*Listed entries:*
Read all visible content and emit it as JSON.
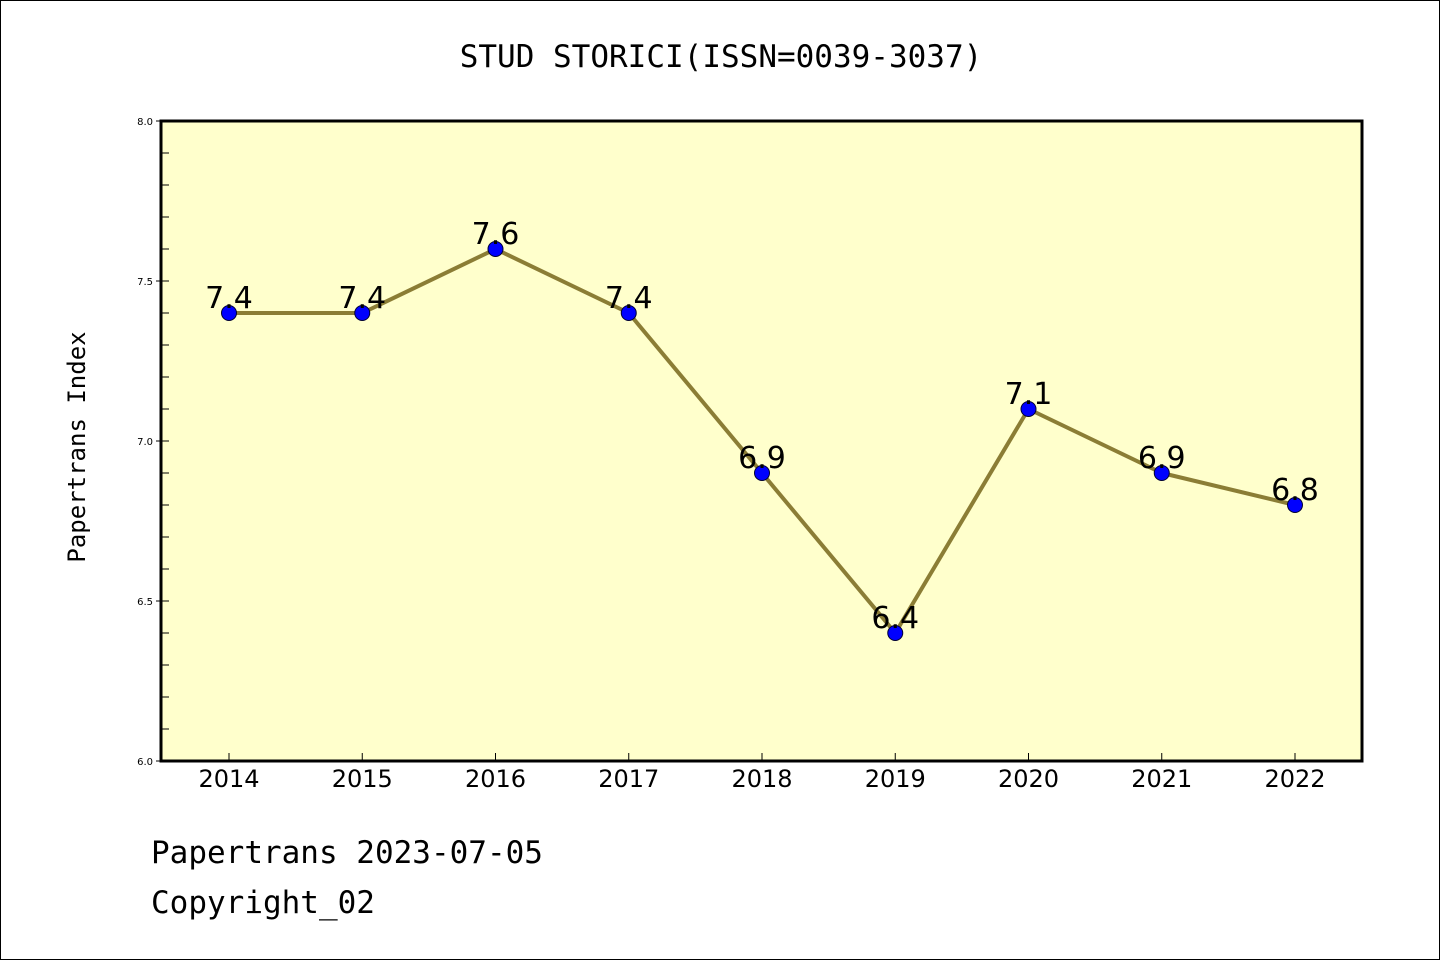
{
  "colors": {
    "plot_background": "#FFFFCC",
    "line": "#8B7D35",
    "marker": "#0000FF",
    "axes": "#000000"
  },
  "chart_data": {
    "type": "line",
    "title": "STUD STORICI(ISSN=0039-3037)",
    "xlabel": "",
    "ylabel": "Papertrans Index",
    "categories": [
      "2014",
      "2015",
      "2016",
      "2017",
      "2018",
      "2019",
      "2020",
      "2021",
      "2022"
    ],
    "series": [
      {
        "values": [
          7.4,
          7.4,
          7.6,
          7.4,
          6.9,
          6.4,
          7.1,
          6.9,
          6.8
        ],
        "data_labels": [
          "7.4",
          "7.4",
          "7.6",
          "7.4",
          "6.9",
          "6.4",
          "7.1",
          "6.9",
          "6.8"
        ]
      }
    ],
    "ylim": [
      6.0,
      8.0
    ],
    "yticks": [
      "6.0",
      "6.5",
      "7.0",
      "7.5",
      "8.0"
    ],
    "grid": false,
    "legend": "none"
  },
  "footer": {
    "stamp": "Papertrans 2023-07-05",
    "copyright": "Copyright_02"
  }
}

*To be done:*
All of the entries above should be copied exactly, except for the pictures.

*The result:*
Read all visible content and emit it as JSON.
{
  "colors": {
    "plot_background": "#FFFFCC",
    "line": "#8B7D35",
    "marker": "#0000FF",
    "axes": "#000000"
  },
  "chart_data": {
    "type": "line",
    "title": "STUD STORICI(ISSN=0039-3037)",
    "xlabel": "",
    "ylabel": "Papertrans Index",
    "categories": [
      "2014",
      "2015",
      "2016",
      "2017",
      "2018",
      "2019",
      "2020",
      "2021",
      "2022"
    ],
    "series": [
      {
        "values": [
          7.4,
          7.4,
          7.6,
          7.4,
          6.9,
          6.4,
          7.1,
          6.9,
          6.8
        ],
        "data_labels": [
          "7.4",
          "7.4",
          "7.6",
          "7.4",
          "6.9",
          "6.4",
          "7.1",
          "6.9",
          "6.8"
        ]
      }
    ],
    "ylim": [
      6.0,
      8.0
    ],
    "yticks": [
      "6.0",
      "6.5",
      "7.0",
      "7.5",
      "8.0"
    ],
    "grid": false,
    "legend": "none"
  },
  "footer": {
    "stamp": "Papertrans 2023-07-05",
    "copyright": "Copyright_02"
  }
}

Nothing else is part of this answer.